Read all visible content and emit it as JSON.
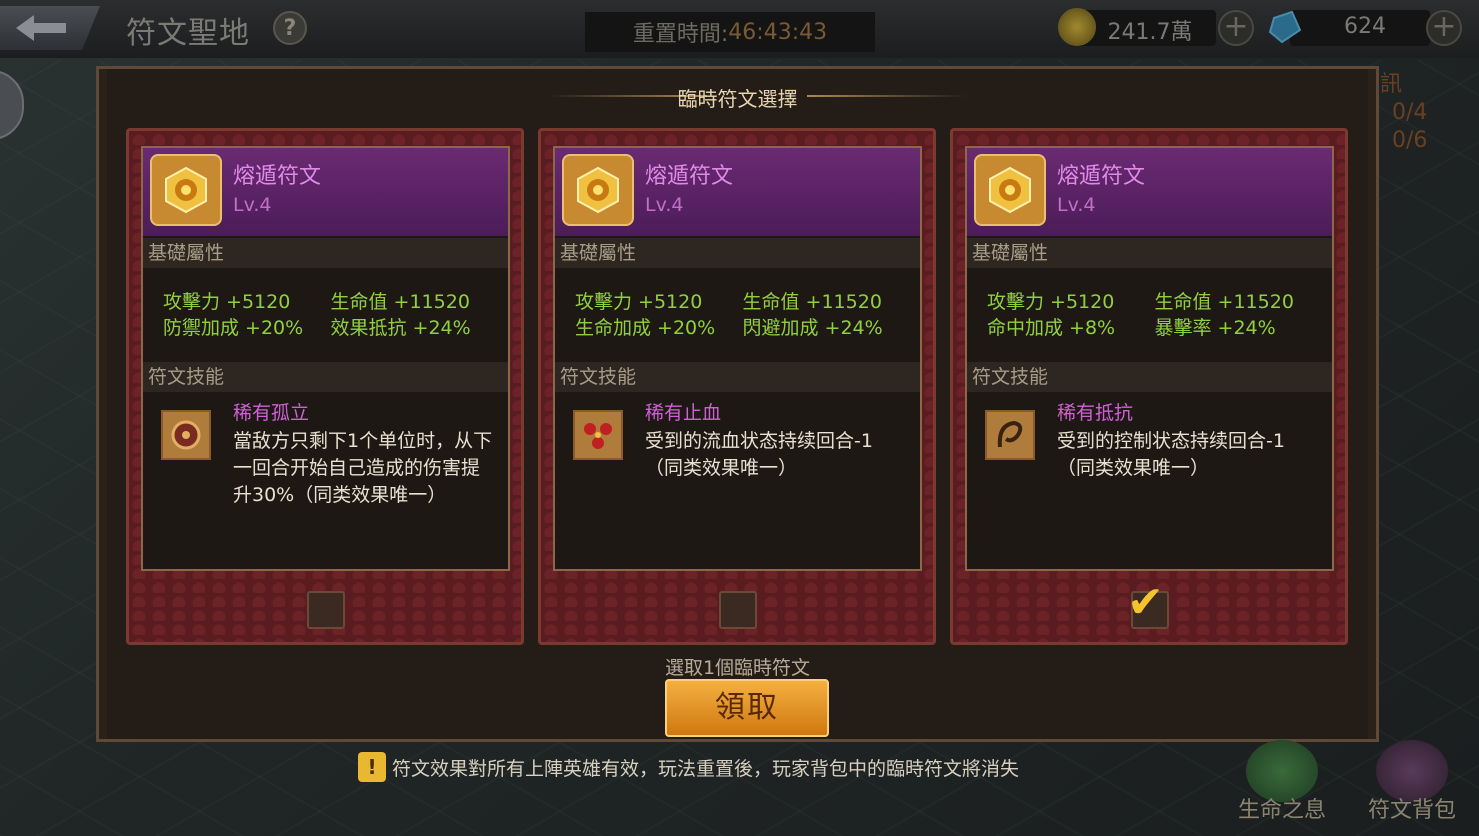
{
  "header": {
    "title": "符文聖地",
    "help": "?",
    "reset_label": "重置時間:",
    "reset_value": "46:43:43",
    "gold_value": "241.7萬",
    "gem_value": "624",
    "plus": "+"
  },
  "side_peek": {
    "tab": "訊",
    "count1": "0/4",
    "count2": "0/6"
  },
  "modal": {
    "title": "臨時符文選擇",
    "section_basic": "基礎屬性",
    "section_skill": "符文技能",
    "cards": [
      {
        "name": "熔遁符文",
        "level": "Lv.4",
        "stats": [
          "攻擊力 +5120",
          "生命值 +11520",
          "防禦加成 +20%",
          "效果抵抗 +24%"
        ],
        "skill_name": "稀有孤立",
        "skill_desc": "當敌方只剩下1个单位时，从下一回合开始自己造成的伤害提升30%（同类效果唯一）",
        "skill_icon": "shield-skill-icon",
        "checked": false
      },
      {
        "name": "熔遁符文",
        "level": "Lv.4",
        "stats": [
          "攻擊力 +5120",
          "生命值 +11520",
          "生命加成 +20%",
          "閃避加成 +24%"
        ],
        "skill_name": "稀有止血",
        "skill_desc": "受到的流血状态持续回合-1（同类效果唯一）",
        "skill_icon": "blood-skill-icon",
        "checked": false
      },
      {
        "name": "熔遁符文",
        "level": "Lv.4",
        "stats": [
          "攻擊力 +5120",
          "生命值 +11520",
          "命中加成 +8%",
          "暴擊率 +24%"
        ],
        "skill_name": "稀有抵抗",
        "skill_desc": "受到的控制状态持续回合-1（同类效果唯一）",
        "skill_icon": "whip-skill-icon",
        "checked": true
      }
    ],
    "hint": "選取1個臨時符文",
    "claim_button": "領取"
  },
  "notice": {
    "icon": "!",
    "text": "符文效果對所有上陣英雄有效，玩法重置後，玩家背包中的臨時符文將消失"
  },
  "bottom": {
    "life_label": "生命之息",
    "bag_label": "符文背包"
  },
  "colors": {
    "accent_gold": "#f4b040",
    "purple_header": "#6a2a72",
    "stat_green": "#90d040",
    "skill_name": "#d060d8"
  }
}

----------

**Direction:** Quote all the lines above exactly as given. Do not include the pictures.

**Worked solution:**
Read all visible content and emit it as JSON.
{
  "header": {
    "title": "符文聖地",
    "help": "?",
    "reset_label": "重置時間:",
    "reset_value": "46:43:43",
    "gold_value": "241.7萬",
    "gem_value": "624",
    "plus": "+"
  },
  "side_peek": {
    "tab": "訊",
    "count1": "0/4",
    "count2": "0/6"
  },
  "modal": {
    "title": "臨時符文選擇",
    "section_basic": "基礎屬性",
    "section_skill": "符文技能",
    "cards": [
      {
        "name": "熔遁符文",
        "level": "Lv.4",
        "stats": [
          "攻擊力 +5120",
          "生命值 +11520",
          "防禦加成 +20%",
          "效果抵抗 +24%"
        ],
        "skill_name": "稀有孤立",
        "skill_desc": "當敌方只剩下1个单位时，从下一回合开始自己造成的伤害提升30%（同类效果唯一）",
        "skill_icon": "shield-skill-icon",
        "checked": false
      },
      {
        "name": "熔遁符文",
        "level": "Lv.4",
        "stats": [
          "攻擊力 +5120",
          "生命值 +11520",
          "生命加成 +20%",
          "閃避加成 +24%"
        ],
        "skill_name": "稀有止血",
        "skill_desc": "受到的流血状态持续回合-1（同类效果唯一）",
        "skill_icon": "blood-skill-icon",
        "checked": false
      },
      {
        "name": "熔遁符文",
        "level": "Lv.4",
        "stats": [
          "攻擊力 +5120",
          "生命值 +11520",
          "命中加成 +8%",
          "暴擊率 +24%"
        ],
        "skill_name": "稀有抵抗",
        "skill_desc": "受到的控制状态持续回合-1（同类效果唯一）",
        "skill_icon": "whip-skill-icon",
        "checked": true
      }
    ],
    "hint": "選取1個臨時符文",
    "claim_button": "領取"
  },
  "notice": {
    "icon": "!",
    "text": "符文效果對所有上陣英雄有效，玩法重置後，玩家背包中的臨時符文將消失"
  },
  "bottom": {
    "life_label": "生命之息",
    "bag_label": "符文背包"
  },
  "colors": {
    "accent_gold": "#f4b040",
    "purple_header": "#6a2a72",
    "stat_green": "#90d040",
    "skill_name": "#d060d8"
  }
}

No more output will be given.